Keep only the lines of the data below that contain "Hazard", and copy them.

§ **Input data**:
* begin *

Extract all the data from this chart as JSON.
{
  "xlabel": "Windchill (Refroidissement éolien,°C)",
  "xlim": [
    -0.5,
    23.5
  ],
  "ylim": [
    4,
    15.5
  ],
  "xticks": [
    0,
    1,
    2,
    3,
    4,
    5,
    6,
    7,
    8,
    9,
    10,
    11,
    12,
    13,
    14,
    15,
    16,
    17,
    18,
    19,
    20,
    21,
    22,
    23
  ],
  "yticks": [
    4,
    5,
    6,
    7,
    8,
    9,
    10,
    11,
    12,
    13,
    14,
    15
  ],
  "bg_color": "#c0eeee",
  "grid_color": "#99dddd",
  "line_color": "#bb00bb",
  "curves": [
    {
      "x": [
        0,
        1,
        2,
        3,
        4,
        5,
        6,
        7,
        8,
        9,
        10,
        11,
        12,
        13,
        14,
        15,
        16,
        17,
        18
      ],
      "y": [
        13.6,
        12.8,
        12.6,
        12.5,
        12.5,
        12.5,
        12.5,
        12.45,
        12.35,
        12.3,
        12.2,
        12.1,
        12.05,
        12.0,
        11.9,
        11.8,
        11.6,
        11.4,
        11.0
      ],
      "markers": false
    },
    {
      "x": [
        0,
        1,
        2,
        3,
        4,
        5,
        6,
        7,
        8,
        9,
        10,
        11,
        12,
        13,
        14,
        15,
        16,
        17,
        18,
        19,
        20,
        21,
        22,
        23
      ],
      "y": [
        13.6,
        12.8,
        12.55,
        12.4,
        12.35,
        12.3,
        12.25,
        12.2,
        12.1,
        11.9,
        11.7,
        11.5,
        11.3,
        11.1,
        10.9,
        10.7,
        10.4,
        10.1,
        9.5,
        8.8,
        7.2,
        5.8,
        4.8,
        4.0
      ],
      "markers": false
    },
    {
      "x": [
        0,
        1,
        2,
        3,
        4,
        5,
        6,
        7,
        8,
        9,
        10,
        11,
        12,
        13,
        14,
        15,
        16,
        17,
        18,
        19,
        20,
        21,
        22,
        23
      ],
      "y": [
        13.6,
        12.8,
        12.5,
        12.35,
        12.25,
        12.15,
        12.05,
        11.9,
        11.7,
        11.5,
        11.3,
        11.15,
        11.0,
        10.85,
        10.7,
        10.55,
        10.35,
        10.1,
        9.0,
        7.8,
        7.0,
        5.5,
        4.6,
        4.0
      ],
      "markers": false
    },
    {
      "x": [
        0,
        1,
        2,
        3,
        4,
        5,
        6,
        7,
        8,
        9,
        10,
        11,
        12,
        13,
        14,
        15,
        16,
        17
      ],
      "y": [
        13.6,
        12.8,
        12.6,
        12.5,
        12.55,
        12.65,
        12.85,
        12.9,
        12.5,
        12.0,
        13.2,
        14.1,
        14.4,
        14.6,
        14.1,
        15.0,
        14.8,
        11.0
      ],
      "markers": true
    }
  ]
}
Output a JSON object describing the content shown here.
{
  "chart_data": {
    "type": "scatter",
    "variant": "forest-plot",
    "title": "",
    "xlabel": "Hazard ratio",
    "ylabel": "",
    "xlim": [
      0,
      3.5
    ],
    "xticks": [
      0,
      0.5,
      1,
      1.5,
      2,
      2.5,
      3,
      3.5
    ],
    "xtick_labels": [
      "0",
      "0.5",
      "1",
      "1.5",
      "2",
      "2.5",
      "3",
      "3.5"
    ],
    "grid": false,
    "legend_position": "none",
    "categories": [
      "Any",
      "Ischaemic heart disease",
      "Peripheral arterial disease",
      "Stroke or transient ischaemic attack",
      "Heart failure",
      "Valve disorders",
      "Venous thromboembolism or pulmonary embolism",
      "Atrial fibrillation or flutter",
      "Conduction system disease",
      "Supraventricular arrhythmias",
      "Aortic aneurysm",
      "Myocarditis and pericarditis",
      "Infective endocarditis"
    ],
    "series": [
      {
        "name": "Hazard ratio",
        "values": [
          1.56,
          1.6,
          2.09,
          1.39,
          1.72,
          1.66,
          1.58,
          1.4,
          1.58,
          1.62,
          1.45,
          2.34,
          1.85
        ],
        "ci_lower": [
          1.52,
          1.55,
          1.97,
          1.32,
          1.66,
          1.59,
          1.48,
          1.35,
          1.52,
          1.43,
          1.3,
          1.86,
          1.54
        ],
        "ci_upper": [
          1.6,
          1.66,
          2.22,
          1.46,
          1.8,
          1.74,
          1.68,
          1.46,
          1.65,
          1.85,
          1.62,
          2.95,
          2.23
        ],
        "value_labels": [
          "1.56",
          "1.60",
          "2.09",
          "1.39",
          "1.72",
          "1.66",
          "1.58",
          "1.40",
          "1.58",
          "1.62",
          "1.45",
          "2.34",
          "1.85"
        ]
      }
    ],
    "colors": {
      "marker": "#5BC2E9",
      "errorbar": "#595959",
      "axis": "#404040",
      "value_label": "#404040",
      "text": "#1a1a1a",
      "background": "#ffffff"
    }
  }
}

* end *

§ **Solution to this problem**:
    "xlabel": "Hazard ratio",
        "name": "Hazard ratio",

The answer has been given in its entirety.